=== Material shown ===

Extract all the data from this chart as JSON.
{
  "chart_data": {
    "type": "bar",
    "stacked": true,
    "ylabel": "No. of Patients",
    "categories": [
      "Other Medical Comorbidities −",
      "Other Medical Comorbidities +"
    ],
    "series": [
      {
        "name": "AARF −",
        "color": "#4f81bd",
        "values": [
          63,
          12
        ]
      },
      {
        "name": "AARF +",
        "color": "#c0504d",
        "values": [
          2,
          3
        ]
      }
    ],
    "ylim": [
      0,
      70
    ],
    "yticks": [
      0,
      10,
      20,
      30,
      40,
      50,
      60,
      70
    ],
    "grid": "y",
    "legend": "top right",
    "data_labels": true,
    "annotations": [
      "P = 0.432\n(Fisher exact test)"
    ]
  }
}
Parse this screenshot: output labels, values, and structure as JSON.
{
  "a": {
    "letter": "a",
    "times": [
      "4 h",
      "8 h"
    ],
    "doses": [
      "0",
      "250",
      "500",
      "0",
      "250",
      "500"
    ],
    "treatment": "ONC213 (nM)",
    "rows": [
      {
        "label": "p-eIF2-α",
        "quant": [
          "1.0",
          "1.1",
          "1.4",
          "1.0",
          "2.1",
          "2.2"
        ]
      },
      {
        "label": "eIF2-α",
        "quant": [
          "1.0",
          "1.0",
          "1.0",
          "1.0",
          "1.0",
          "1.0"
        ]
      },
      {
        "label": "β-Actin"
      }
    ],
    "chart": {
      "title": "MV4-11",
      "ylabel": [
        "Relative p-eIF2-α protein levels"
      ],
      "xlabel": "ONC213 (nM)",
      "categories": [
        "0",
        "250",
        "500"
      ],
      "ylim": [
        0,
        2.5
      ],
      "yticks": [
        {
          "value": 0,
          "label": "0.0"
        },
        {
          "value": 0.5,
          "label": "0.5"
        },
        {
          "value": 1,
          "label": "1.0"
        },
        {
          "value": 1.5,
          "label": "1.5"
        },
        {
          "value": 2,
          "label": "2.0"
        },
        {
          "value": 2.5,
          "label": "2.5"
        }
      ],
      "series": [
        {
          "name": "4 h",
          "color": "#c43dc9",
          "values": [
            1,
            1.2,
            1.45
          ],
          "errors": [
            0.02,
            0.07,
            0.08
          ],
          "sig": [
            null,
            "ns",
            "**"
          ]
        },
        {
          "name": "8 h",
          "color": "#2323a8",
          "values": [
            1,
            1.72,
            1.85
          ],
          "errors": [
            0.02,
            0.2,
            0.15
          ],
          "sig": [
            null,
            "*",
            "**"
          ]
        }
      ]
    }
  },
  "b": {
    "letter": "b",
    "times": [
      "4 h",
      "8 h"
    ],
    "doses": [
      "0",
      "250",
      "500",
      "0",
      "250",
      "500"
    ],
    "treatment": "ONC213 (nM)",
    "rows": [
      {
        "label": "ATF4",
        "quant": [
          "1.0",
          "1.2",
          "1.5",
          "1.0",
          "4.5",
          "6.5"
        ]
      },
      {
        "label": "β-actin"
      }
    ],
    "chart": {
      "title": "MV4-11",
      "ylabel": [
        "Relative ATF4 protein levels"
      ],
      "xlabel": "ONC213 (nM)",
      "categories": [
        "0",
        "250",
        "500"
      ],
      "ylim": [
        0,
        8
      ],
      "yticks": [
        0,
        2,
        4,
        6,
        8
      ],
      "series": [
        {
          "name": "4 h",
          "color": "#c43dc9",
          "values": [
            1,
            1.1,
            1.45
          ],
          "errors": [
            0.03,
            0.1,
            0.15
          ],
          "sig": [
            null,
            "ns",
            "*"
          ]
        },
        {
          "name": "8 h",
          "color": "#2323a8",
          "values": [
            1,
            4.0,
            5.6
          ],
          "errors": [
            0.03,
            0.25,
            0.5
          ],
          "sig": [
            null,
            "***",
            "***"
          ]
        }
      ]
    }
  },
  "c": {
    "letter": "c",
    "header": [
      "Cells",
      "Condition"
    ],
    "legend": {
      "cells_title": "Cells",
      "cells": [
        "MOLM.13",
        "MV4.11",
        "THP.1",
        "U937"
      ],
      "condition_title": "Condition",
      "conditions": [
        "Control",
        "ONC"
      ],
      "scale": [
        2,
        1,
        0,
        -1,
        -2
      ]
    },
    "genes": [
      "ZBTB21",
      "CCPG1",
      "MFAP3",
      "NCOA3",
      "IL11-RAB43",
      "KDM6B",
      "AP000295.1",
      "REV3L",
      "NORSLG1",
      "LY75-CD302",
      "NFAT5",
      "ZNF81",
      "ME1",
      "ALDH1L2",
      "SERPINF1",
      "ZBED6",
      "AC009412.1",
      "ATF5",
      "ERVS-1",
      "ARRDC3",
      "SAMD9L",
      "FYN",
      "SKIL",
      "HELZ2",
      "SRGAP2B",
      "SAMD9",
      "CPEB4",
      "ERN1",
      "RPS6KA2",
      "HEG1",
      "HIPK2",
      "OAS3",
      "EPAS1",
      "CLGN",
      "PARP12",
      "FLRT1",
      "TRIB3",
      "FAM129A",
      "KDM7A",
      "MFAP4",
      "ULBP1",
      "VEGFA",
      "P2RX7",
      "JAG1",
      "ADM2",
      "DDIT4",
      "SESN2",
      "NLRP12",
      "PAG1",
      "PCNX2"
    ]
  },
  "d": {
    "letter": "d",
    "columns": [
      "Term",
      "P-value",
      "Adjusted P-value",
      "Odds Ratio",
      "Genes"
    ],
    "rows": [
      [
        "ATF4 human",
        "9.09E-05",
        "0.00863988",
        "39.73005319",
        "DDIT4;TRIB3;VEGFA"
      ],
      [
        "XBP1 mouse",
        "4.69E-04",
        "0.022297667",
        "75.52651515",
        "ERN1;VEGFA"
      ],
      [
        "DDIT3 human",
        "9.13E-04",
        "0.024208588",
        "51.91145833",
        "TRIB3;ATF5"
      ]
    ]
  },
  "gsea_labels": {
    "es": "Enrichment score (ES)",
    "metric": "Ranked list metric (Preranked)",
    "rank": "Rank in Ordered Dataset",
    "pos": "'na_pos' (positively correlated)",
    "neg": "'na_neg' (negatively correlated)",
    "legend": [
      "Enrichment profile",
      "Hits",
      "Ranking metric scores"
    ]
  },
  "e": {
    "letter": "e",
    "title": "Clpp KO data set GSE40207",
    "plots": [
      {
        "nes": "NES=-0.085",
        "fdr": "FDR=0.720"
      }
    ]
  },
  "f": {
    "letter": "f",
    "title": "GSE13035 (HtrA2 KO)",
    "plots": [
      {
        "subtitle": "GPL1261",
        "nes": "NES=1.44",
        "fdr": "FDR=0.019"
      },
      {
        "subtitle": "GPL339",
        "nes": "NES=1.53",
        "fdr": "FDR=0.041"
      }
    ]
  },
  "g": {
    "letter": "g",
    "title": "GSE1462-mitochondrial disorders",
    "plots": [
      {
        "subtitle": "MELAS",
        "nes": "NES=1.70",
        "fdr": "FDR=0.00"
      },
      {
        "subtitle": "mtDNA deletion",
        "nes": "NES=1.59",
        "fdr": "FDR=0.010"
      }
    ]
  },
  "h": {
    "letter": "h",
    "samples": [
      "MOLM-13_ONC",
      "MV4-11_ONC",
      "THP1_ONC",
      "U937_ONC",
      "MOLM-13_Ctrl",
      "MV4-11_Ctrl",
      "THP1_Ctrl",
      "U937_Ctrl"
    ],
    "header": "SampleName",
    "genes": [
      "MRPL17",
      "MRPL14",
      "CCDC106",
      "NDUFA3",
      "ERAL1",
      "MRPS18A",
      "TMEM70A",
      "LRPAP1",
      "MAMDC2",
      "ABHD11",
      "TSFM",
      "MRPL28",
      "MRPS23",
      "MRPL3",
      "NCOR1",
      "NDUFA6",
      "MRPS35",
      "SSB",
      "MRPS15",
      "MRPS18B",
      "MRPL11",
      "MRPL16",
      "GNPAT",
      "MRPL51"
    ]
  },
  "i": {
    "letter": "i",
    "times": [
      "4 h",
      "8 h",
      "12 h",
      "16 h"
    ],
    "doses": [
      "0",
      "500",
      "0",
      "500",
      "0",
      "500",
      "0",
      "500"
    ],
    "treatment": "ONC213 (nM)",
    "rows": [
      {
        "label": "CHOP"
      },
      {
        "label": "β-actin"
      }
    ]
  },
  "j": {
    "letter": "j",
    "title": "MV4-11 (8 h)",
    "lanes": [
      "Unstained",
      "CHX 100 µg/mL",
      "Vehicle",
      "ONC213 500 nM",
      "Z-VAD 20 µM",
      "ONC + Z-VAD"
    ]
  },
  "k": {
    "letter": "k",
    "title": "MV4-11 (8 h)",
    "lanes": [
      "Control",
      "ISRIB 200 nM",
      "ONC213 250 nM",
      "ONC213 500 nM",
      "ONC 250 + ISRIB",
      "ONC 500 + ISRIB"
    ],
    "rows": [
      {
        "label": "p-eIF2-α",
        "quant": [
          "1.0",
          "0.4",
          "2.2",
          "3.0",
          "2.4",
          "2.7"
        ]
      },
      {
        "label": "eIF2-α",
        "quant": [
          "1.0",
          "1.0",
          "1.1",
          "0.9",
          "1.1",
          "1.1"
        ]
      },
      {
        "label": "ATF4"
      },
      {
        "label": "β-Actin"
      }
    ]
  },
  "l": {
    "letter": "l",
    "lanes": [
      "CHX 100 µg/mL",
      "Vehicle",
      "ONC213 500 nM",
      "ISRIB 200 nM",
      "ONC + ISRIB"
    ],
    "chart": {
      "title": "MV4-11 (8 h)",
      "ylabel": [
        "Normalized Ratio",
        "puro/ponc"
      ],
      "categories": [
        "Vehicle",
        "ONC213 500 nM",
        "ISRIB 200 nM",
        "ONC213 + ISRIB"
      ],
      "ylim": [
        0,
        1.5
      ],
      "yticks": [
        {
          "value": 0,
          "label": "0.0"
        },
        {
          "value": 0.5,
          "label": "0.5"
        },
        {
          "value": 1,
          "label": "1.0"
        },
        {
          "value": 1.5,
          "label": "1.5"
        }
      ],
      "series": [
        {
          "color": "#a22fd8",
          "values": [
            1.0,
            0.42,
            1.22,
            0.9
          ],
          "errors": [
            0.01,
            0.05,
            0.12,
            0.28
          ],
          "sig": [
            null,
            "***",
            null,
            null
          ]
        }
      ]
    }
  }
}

===

**Exercise objective:** What lines in the listing include the string "ISRIB"? Copy them out.

**Result of this exercise:**
      "ISRIB 200 nM",
      "ONC 250 + ISRIB",
      "ONC 500 + ISRIB"
      "ISRIB 200 nM",
      "ONC + ISRIB"
        "ISRIB 200 nM",
        "ONC213 + ISRIB"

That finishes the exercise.